• [Given exercise]:
Search the entries for the word "right" and pull out each line that has it.

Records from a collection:
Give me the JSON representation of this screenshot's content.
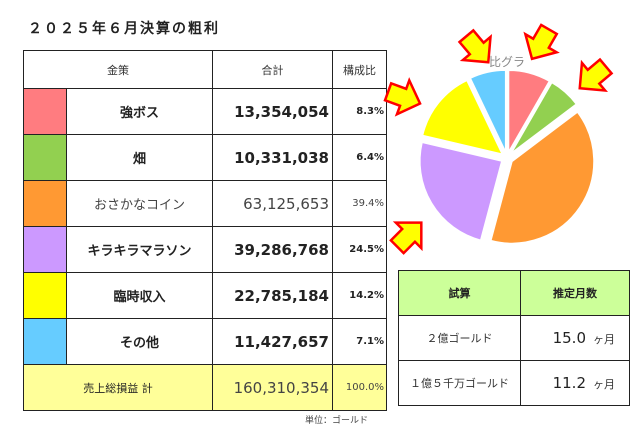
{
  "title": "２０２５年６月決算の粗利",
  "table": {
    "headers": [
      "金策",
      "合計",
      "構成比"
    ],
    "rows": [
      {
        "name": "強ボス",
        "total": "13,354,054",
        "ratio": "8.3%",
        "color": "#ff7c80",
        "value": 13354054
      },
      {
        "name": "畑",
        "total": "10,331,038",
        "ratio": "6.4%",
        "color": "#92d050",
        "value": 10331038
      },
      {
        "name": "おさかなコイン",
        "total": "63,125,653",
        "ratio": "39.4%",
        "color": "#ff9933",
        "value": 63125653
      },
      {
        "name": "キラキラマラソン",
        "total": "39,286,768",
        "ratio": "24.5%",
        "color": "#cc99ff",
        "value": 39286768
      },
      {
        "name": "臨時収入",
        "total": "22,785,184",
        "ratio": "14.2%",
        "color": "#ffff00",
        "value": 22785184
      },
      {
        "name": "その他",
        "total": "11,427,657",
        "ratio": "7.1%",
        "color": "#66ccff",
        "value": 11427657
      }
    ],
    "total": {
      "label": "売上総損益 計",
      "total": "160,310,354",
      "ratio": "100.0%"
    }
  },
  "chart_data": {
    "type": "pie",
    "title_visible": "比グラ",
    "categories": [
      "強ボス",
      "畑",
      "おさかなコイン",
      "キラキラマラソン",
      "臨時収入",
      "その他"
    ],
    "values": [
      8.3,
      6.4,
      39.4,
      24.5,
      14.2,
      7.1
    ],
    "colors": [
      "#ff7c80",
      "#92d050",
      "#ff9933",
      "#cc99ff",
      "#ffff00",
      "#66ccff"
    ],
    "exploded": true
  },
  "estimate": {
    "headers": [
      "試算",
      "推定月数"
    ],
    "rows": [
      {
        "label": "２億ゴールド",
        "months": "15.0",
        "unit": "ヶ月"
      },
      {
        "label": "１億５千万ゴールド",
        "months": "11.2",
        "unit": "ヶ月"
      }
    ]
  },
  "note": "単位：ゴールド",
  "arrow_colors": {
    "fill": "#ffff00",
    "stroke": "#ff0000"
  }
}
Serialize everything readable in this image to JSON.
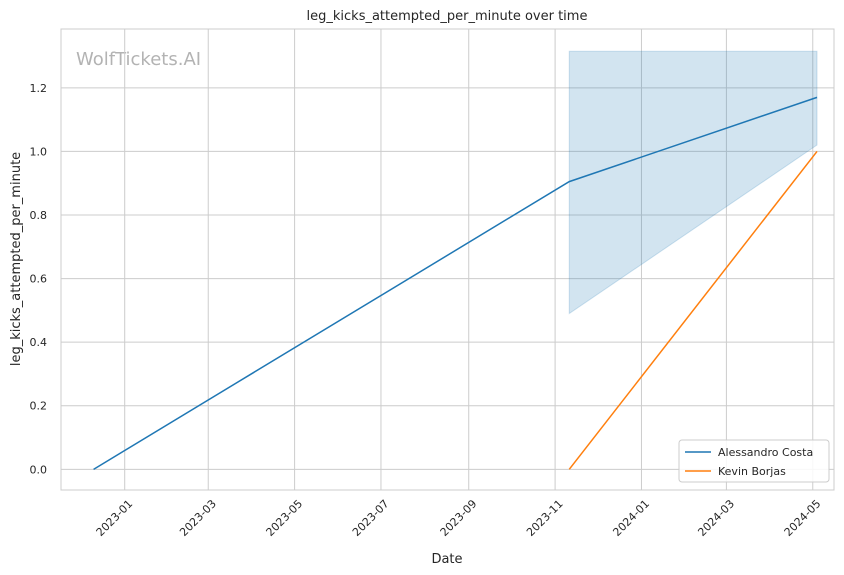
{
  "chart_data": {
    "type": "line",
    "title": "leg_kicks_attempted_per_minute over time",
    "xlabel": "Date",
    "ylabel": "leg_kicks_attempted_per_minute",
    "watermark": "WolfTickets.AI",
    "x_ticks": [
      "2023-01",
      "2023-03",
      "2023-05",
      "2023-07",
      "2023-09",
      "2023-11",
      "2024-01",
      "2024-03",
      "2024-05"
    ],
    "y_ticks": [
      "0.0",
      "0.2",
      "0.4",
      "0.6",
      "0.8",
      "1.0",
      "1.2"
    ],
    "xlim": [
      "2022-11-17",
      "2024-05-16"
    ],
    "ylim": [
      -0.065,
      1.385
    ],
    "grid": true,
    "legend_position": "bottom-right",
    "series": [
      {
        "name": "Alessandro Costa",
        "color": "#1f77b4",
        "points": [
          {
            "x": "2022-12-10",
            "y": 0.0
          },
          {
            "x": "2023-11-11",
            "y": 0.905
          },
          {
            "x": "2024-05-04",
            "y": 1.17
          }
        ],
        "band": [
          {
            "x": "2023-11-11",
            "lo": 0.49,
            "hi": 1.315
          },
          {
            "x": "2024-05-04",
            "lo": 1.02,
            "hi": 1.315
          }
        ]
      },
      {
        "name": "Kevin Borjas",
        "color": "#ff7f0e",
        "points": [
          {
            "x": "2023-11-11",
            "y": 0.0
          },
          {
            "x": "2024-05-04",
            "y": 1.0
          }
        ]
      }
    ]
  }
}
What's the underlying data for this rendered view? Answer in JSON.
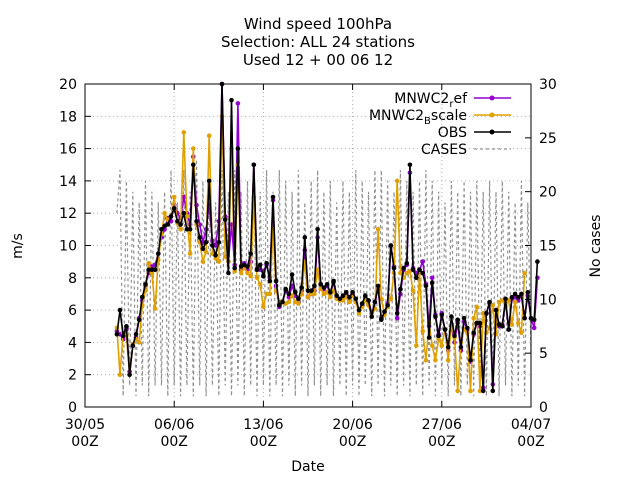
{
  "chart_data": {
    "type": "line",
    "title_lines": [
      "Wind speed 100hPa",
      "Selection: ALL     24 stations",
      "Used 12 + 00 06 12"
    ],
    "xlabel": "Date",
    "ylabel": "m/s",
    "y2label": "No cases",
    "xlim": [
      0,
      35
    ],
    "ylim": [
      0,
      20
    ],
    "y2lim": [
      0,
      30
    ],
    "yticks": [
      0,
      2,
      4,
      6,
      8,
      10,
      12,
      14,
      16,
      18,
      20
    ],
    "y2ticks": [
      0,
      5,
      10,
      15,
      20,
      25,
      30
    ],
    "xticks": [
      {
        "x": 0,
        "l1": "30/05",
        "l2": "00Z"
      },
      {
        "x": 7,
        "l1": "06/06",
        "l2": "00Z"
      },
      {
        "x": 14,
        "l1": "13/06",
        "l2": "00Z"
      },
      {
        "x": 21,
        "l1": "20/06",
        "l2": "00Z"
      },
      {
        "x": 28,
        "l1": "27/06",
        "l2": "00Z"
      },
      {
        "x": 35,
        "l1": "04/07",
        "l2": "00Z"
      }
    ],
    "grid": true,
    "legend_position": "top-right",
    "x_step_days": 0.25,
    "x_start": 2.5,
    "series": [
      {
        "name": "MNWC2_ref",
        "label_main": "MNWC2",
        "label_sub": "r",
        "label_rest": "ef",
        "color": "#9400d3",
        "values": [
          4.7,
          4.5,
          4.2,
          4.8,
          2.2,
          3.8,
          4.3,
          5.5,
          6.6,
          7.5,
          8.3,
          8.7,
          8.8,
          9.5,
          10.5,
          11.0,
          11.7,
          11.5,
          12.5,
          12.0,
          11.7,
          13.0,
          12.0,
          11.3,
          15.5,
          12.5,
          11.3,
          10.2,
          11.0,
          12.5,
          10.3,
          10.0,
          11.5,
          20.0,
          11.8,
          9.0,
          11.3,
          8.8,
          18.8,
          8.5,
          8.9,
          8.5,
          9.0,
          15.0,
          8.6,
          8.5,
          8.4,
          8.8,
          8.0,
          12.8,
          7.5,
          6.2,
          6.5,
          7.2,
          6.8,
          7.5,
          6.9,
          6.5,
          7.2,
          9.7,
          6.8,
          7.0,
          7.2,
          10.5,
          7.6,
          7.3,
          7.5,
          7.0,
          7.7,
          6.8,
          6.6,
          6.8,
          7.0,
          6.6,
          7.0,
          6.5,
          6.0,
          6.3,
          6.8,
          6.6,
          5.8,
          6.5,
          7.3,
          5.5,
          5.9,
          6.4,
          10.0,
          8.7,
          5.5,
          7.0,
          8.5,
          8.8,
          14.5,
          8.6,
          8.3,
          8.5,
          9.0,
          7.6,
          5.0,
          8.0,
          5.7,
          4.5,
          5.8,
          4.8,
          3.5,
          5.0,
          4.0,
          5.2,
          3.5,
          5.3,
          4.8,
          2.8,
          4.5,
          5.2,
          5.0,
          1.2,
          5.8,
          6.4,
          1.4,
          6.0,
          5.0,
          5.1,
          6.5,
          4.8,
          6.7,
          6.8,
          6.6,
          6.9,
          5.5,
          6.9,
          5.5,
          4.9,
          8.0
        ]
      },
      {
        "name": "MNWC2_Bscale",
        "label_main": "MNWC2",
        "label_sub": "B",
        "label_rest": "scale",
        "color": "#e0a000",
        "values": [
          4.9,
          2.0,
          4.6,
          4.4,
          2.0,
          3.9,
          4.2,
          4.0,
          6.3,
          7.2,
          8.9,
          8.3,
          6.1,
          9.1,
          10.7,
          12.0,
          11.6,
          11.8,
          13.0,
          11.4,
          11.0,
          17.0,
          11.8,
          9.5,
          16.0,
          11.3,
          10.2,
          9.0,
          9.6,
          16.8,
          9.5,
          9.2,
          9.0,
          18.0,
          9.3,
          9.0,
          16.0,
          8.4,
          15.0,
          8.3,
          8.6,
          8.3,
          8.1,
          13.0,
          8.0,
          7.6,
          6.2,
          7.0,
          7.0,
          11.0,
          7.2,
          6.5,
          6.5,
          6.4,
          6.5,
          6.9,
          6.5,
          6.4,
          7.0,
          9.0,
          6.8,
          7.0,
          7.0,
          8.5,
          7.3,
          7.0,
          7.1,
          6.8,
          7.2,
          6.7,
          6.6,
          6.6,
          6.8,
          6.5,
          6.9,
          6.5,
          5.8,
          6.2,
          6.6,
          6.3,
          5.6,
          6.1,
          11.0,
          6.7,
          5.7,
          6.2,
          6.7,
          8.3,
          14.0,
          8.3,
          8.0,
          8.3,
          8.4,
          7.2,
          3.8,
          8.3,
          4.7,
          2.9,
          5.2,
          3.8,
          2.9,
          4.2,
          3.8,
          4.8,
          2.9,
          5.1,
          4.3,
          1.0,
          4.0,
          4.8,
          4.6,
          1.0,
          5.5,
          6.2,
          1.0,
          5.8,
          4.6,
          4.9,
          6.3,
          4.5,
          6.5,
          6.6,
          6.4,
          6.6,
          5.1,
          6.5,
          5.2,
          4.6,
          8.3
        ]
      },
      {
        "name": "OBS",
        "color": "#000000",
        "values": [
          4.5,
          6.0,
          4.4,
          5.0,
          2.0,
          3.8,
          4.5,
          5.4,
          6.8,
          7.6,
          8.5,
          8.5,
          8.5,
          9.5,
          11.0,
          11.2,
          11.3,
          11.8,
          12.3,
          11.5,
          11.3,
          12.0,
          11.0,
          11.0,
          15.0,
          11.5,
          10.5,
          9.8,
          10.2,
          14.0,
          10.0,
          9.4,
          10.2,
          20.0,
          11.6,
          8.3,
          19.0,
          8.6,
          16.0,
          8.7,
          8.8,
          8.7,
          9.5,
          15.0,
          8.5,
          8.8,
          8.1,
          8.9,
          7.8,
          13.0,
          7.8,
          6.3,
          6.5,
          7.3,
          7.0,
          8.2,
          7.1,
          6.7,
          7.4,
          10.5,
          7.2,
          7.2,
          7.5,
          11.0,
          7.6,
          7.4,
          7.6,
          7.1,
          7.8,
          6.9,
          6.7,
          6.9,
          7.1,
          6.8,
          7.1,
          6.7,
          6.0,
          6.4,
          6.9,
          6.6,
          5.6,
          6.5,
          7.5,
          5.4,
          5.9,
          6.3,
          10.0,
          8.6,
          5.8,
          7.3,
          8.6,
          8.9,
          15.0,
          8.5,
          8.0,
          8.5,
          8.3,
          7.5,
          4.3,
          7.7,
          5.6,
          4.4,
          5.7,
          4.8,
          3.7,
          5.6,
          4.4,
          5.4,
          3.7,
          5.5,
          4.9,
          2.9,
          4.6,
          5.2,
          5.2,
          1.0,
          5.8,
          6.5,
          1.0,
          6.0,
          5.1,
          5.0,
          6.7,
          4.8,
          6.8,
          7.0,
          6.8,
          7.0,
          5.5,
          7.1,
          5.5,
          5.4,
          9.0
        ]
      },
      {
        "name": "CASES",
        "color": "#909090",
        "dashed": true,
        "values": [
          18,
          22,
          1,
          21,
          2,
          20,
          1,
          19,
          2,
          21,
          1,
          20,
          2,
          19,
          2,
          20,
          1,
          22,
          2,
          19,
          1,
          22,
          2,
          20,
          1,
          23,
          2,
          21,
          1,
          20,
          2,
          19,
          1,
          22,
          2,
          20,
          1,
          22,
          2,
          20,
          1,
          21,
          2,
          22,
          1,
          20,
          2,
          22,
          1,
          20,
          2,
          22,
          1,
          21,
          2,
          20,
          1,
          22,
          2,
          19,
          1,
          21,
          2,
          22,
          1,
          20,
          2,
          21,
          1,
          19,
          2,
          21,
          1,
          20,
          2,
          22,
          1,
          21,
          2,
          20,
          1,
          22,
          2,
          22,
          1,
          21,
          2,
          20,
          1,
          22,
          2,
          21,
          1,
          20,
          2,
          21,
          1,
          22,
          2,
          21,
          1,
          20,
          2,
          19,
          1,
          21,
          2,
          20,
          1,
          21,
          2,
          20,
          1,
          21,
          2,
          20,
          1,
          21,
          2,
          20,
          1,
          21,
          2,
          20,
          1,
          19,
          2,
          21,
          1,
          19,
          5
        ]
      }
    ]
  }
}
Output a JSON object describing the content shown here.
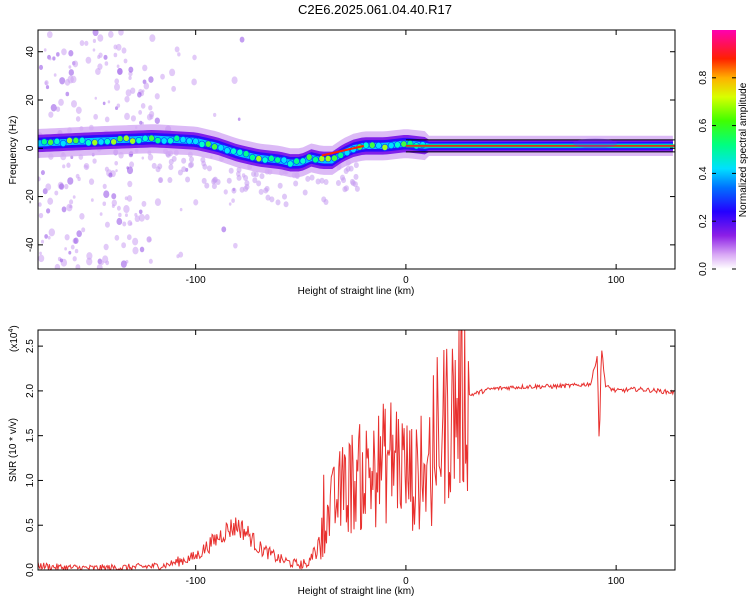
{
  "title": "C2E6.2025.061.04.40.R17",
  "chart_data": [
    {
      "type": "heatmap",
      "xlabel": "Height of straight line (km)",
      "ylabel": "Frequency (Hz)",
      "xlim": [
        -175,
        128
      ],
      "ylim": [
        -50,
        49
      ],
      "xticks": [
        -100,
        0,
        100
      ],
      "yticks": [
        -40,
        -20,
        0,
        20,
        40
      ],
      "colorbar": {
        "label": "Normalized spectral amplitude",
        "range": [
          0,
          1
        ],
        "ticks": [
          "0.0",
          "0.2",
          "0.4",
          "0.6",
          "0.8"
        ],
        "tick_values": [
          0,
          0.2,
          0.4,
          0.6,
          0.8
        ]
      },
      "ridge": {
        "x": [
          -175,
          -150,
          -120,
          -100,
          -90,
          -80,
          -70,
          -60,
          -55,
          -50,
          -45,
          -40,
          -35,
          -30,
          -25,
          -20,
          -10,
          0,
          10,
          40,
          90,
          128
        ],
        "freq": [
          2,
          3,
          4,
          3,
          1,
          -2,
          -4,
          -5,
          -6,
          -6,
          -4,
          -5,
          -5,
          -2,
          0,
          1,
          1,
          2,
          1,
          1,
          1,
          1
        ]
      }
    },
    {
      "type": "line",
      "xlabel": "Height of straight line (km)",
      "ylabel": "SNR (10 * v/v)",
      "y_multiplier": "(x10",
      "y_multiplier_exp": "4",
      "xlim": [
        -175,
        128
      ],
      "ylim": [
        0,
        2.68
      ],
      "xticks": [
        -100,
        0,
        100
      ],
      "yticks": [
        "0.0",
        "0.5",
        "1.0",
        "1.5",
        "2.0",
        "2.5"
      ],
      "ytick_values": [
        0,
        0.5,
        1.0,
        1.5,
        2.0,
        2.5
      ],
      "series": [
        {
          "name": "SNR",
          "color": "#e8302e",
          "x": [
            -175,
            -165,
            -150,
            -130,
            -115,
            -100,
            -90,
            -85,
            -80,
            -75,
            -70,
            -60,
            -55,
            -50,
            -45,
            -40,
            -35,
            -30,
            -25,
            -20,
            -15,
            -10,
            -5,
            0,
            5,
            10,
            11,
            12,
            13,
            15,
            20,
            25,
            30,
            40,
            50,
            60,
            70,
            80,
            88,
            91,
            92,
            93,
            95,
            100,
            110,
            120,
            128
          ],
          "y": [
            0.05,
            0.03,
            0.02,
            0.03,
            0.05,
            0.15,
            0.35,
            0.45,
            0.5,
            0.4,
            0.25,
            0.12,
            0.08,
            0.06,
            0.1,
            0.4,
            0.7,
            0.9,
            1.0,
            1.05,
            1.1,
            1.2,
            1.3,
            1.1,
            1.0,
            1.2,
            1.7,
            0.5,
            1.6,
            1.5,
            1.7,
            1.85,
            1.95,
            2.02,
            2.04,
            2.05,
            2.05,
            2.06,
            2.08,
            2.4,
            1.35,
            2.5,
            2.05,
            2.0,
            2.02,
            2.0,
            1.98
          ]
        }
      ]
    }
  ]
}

• [Task solution]:
    "legend_position": "bottom-right",
    "legend_position": "top-right",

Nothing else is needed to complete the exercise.